EXTRACTED RECORDS:
==========
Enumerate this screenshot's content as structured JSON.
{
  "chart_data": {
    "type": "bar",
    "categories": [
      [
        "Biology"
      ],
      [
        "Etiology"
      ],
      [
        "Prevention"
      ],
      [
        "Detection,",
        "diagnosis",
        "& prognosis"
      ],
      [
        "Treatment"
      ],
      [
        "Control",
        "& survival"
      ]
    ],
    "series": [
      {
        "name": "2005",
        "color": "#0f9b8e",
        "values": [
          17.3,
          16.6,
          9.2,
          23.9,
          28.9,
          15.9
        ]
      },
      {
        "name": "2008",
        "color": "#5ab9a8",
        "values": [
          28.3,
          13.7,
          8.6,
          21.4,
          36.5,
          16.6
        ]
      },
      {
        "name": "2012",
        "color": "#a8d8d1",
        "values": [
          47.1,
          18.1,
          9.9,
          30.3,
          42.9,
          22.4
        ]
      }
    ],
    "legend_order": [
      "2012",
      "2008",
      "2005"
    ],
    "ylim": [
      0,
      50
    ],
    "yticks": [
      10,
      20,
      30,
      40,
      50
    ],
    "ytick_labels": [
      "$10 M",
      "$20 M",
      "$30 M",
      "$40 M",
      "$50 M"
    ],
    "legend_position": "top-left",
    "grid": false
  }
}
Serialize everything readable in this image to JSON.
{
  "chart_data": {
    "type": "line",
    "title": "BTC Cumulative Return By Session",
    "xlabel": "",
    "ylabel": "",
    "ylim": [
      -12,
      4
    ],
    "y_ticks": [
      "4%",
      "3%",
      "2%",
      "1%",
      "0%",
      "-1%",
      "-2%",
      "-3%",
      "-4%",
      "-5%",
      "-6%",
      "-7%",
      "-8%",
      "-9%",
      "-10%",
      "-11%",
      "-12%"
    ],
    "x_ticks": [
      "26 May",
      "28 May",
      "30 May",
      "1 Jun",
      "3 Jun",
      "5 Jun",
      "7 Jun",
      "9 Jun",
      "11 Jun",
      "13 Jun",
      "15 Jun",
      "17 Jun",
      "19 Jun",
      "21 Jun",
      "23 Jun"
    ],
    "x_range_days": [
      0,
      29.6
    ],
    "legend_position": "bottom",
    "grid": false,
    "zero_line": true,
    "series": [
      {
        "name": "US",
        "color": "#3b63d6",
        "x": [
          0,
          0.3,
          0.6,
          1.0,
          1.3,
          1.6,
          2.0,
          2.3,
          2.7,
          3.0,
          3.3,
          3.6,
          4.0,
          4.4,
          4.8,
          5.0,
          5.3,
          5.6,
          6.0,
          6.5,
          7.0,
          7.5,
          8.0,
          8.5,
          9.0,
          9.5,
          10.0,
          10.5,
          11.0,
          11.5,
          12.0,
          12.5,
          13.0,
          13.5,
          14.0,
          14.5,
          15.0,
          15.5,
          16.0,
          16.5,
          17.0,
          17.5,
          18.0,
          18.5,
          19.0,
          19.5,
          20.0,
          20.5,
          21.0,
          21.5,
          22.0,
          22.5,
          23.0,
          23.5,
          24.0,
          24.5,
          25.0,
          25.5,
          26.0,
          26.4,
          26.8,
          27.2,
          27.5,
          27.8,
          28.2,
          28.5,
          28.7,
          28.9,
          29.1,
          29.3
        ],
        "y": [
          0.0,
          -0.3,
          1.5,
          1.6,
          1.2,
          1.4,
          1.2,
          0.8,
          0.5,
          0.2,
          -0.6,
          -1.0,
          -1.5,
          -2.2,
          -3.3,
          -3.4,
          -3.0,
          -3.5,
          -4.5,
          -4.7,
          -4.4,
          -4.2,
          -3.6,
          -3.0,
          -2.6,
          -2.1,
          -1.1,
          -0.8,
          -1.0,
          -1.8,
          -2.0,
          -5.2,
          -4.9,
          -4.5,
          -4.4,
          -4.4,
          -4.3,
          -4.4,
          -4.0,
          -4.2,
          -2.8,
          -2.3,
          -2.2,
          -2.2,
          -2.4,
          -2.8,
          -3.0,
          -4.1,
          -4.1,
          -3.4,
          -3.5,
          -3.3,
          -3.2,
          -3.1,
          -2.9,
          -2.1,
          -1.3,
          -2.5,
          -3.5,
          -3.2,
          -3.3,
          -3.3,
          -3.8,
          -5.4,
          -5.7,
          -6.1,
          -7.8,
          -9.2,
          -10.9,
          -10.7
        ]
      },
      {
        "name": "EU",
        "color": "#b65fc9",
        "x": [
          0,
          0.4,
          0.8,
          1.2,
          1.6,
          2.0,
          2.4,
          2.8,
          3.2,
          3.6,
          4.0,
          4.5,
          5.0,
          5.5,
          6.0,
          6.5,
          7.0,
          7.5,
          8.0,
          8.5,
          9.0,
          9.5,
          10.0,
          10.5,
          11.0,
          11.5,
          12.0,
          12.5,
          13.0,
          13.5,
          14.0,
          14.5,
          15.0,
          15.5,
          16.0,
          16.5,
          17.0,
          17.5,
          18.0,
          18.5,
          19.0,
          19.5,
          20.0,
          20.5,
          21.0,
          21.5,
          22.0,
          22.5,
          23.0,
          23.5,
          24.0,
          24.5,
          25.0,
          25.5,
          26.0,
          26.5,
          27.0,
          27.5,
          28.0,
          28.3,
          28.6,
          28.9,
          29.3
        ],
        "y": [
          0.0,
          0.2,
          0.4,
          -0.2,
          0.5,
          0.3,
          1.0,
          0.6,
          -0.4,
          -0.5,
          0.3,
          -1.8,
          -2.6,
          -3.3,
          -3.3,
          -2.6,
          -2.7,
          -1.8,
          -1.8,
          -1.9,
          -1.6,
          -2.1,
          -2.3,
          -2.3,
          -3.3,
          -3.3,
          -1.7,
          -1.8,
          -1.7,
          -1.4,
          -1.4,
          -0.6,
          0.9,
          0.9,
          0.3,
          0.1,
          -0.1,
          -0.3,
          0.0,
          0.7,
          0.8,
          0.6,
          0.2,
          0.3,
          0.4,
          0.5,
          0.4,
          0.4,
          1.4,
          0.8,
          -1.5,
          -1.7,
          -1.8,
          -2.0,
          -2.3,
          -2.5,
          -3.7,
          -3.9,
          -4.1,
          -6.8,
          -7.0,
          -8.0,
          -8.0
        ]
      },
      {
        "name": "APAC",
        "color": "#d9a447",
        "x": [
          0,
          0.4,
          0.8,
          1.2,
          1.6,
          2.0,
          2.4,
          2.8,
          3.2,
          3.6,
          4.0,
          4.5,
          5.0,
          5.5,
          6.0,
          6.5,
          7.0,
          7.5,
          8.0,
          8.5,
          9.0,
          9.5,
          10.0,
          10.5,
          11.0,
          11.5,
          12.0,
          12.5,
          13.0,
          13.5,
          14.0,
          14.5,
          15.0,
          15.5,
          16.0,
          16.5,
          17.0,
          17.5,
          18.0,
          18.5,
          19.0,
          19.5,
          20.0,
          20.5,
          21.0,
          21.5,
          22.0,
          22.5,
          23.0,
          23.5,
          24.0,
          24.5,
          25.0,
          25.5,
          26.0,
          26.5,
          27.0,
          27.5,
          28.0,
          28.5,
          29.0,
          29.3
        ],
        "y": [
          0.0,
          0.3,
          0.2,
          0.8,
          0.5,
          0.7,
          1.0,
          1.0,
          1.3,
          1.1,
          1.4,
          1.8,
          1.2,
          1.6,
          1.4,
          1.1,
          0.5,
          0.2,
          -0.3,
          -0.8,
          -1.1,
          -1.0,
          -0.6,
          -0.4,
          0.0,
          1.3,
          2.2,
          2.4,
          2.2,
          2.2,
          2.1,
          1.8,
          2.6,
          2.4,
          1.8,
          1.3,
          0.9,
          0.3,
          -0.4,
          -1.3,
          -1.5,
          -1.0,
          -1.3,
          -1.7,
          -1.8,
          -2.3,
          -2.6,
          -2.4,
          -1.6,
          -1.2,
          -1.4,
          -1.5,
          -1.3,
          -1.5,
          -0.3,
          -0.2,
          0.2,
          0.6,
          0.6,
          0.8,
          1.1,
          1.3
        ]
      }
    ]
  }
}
==========
EXERCISE BRIEF:
Every line that holds the string "color" should be returned.

TASK ANSWER:
        "color": "#0f9b8e",
        "color": "#5ab9a8",
        "color": "#a8d8d1",
        "color": "#3b63d6",
        "color": "#b65fc9",
        "color": "#d9a447",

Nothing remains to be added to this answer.